* _Task details_: Copy the data below exactly.

Collected data entries
******************************

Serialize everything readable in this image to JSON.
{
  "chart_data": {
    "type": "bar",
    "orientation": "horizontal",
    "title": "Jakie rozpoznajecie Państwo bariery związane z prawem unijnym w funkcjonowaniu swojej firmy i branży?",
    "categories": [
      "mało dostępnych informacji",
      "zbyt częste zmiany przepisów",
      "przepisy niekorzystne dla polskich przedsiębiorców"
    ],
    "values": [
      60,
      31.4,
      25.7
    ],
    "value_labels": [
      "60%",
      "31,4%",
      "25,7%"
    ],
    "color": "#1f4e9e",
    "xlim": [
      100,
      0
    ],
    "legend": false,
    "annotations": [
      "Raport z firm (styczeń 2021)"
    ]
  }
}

******************************

* _Problem solution_:
Serialize everything readable in this image to JSON.
{
  "chart_data": {
    "type": "bar",
    "orientation": "horizontal",
    "title": "Jakie rozpoznajecie Państwo bariery związane z prawem unijnym w funkcjonowaniu swojej firmy i branży?",
    "categories": [
      "mało dostępnych informacji",
      "zbyt częste zmiany przepisów",
      "przepisy niekorzystne dla polskich przedsiębiorców"
    ],
    "values": [
      60,
      31.4,
      25.7
    ],
    "value_labels": [
      "60%",
      "31,4%",
      "25,7%"
    ],
    "color": "#1f4e9e",
    "xlim": [
      100,
      0
    ],
    "legend": false,
    "annotations": [
      "Raport z firm (styczeń 2021)"
    ]
  }
}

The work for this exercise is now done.